[Dataset entries]

******

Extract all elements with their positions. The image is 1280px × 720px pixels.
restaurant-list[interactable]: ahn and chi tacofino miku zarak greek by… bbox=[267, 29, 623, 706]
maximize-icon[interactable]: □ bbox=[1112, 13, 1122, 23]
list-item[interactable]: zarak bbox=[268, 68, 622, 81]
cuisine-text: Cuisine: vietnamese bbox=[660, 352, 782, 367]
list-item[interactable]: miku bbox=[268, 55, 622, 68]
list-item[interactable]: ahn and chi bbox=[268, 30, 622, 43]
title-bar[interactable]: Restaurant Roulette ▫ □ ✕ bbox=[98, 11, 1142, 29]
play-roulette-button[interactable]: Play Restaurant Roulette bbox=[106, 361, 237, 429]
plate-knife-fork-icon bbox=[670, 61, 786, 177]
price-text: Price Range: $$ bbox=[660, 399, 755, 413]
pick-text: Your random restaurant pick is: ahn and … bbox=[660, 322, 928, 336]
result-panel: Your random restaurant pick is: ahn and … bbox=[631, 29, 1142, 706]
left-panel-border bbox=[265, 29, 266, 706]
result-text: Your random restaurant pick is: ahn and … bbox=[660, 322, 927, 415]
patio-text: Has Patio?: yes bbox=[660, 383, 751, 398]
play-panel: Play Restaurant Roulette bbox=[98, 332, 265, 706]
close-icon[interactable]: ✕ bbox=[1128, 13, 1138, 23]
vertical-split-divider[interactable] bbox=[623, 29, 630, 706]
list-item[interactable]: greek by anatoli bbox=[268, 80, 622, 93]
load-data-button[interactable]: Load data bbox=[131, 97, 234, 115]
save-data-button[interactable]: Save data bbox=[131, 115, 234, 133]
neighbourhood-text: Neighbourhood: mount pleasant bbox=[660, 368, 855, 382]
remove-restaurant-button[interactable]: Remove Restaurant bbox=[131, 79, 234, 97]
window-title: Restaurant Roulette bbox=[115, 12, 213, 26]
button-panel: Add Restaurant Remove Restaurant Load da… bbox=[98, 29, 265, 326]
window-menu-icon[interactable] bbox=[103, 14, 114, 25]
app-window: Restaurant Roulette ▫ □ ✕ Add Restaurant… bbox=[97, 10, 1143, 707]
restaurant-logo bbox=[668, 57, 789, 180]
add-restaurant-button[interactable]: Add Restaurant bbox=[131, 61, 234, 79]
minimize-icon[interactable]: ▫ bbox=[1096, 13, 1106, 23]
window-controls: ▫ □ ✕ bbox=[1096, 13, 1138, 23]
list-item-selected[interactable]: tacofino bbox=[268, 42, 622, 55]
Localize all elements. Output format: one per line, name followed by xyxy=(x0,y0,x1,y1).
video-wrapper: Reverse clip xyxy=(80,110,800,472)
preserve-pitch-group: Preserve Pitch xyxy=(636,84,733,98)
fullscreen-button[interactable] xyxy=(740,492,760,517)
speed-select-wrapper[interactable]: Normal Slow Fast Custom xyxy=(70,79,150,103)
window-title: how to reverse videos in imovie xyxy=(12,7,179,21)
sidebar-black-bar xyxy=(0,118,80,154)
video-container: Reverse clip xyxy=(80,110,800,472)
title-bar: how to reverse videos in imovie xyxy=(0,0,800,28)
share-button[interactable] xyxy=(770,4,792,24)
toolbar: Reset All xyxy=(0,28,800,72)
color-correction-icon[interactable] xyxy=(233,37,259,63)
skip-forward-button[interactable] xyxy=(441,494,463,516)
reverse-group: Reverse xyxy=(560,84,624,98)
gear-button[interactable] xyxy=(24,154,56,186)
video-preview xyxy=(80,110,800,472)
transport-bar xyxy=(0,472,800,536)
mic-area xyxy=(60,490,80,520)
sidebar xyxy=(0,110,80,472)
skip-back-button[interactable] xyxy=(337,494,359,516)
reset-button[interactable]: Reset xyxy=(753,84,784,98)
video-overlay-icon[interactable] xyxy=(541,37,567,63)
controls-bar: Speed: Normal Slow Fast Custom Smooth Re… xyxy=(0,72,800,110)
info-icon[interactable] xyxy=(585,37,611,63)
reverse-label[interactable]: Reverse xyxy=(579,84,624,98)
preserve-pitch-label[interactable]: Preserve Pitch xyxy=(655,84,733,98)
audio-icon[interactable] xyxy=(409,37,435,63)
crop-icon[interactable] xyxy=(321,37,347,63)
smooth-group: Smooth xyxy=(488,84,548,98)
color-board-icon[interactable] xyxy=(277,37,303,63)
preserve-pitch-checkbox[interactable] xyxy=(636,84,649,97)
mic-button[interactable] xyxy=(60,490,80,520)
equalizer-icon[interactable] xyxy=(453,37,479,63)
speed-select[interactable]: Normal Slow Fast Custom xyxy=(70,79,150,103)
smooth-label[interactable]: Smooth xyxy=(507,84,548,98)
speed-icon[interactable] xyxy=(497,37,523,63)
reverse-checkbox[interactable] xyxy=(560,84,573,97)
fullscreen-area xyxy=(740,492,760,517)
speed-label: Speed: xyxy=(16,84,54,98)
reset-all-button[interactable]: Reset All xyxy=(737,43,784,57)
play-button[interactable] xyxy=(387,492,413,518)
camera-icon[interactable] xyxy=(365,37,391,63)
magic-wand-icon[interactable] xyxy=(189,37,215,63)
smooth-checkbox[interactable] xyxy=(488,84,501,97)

******

Task brief: Retype all of the dataset entries above line for line, with no changes.

Written response:
Extract all elements with their positions. The image is 1280px × 720px pixels.
restaurant-list[interactable]: ahn and chi tacofino miku zarak greek by… bbox=[267, 29, 623, 706]
maximize-icon[interactable]: □ bbox=[1112, 13, 1122, 23]
list-item[interactable]: zarak bbox=[268, 68, 622, 81]
cuisine-text: Cuisine: vietnamese bbox=[660, 352, 782, 367]
list-item[interactable]: miku bbox=[268, 55, 622, 68]
list-item[interactable]: ahn and chi bbox=[268, 30, 622, 43]
title-bar[interactable]: Restaurant Roulette ▫ □ ✕ bbox=[98, 11, 1142, 29]
play-roulette-button[interactable]: Play Restaurant Roulette bbox=[106, 361, 237, 429]
plate-knife-fork-icon bbox=[670, 61, 786, 177]
price-text: Price Range: $$ bbox=[660, 399, 755, 413]
pick-text: Your random restaurant pick is: ahn and … bbox=[660, 322, 928, 336]
result-panel: Your random restaurant pick is: ahn and … bbox=[631, 29, 1142, 706]
left-panel-border bbox=[265, 29, 266, 706]
result-text: Your random restaurant pick is: ahn and … bbox=[660, 322, 927, 415]
patio-text: Has Patio?: yes bbox=[660, 383, 751, 398]
play-panel: Play Restaurant Roulette bbox=[98, 332, 265, 706]
close-icon[interactable]: ✕ bbox=[1128, 13, 1138, 23]
vertical-split-divider[interactable] bbox=[623, 29, 630, 706]
list-item[interactable]: greek by anatoli bbox=[268, 80, 622, 93]
load-data-button[interactable]: Load data bbox=[131, 97, 234, 115]
save-data-button[interactable]: Save data bbox=[131, 115, 234, 133]
neighbourhood-text: Neighbourhood: mount pleasant bbox=[660, 368, 855, 382]
remove-restaurant-button[interactable]: Remove Restaurant bbox=[131, 79, 234, 97]
window-title: Restaurant Roulette bbox=[115, 12, 213, 26]
button-panel: Add Restaurant Remove Restaurant Load da… bbox=[98, 29, 265, 326]
window-menu-icon[interactable] bbox=[103, 14, 114, 25]
app-window: Restaurant Roulette ▫ □ ✕ Add Restaurant… bbox=[97, 10, 1143, 707]
restaurant-logo bbox=[668, 57, 789, 180]
add-restaurant-button[interactable]: Add Restaurant bbox=[131, 61, 234, 79]
minimize-icon[interactable]: ▫ bbox=[1096, 13, 1106, 23]
window-controls: ▫ □ ✕ bbox=[1096, 13, 1138, 23]
list-item-selected[interactable]: tacofino bbox=[268, 42, 622, 55]
Localize all elements. Output format: one per line, name followed by xyxy=(x0,y0,x1,y1).
video-wrapper: Reverse clip xyxy=(80,110,800,472)
preserve-pitch-group: Preserve Pitch xyxy=(636,84,733,98)
fullscreen-button[interactable] xyxy=(740,492,760,517)
speed-select-wrapper[interactable]: Normal Slow Fast Custom xyxy=(70,79,150,103)
window-title: how to reverse videos in imovie xyxy=(12,7,179,21)
sidebar-black-bar xyxy=(0,118,80,154)
video-container: Reverse clip xyxy=(80,110,800,472)
title-bar: how to reverse videos in imovie xyxy=(0,0,800,28)
share-button[interactable] xyxy=(770,4,792,24)
toolbar: Reset All xyxy=(0,28,800,72)
color-correction-icon[interactable] xyxy=(233,37,259,63)
skip-forward-button[interactable] xyxy=(441,494,463,516)
reverse-group: Reverse xyxy=(560,84,624,98)
gear-button[interactable] xyxy=(24,154,56,186)
video-preview xyxy=(80,110,800,472)
transport-bar xyxy=(0,472,800,536)
mic-area xyxy=(60,490,80,520)
sidebar xyxy=(0,110,80,472)
skip-back-button[interactable] xyxy=(337,494,359,516)
reset-button[interactable]: Reset xyxy=(753,84,784,98)
video-overlay-icon[interactable] xyxy=(541,37,567,63)
controls-bar: Speed: Normal Slow Fast Custom Smooth Re… xyxy=(0,72,800,110)
info-icon[interactable] xyxy=(585,37,611,63)
reverse-label[interactable]: Reverse xyxy=(579,84,624,98)
preserve-pitch-label[interactable]: Preserve Pitch xyxy=(655,84,733,98)
audio-icon[interactable] xyxy=(409,37,435,63)
crop-icon[interactable] xyxy=(321,37,347,63)
smooth-group: Smooth xyxy=(488,84,548,98)
color-board-icon[interactable] xyxy=(277,37,303,63)
preserve-pitch-checkbox[interactable] xyxy=(636,84,649,97)
mic-button[interactable] xyxy=(60,490,80,520)
equalizer-icon[interactable] xyxy=(453,37,479,63)
speed-select[interactable]: Normal Slow Fast Custom xyxy=(70,79,150,103)
smooth-label[interactable]: Smooth xyxy=(507,84,548,98)
speed-icon[interactable] xyxy=(497,37,523,63)
reverse-checkbox[interactable] xyxy=(560,84,573,97)
fullscreen-area xyxy=(740,492,760,517)
speed-label: Speed: xyxy=(16,84,54,98)
reset-all-button[interactable]: Reset All xyxy=(737,43,784,57)
play-button[interactable] xyxy=(387,492,413,518)
camera-icon[interactable] xyxy=(365,37,391,63)
magic-wand-icon[interactable] xyxy=(189,37,215,63)
smooth-checkbox[interactable] xyxy=(488,84,501,97)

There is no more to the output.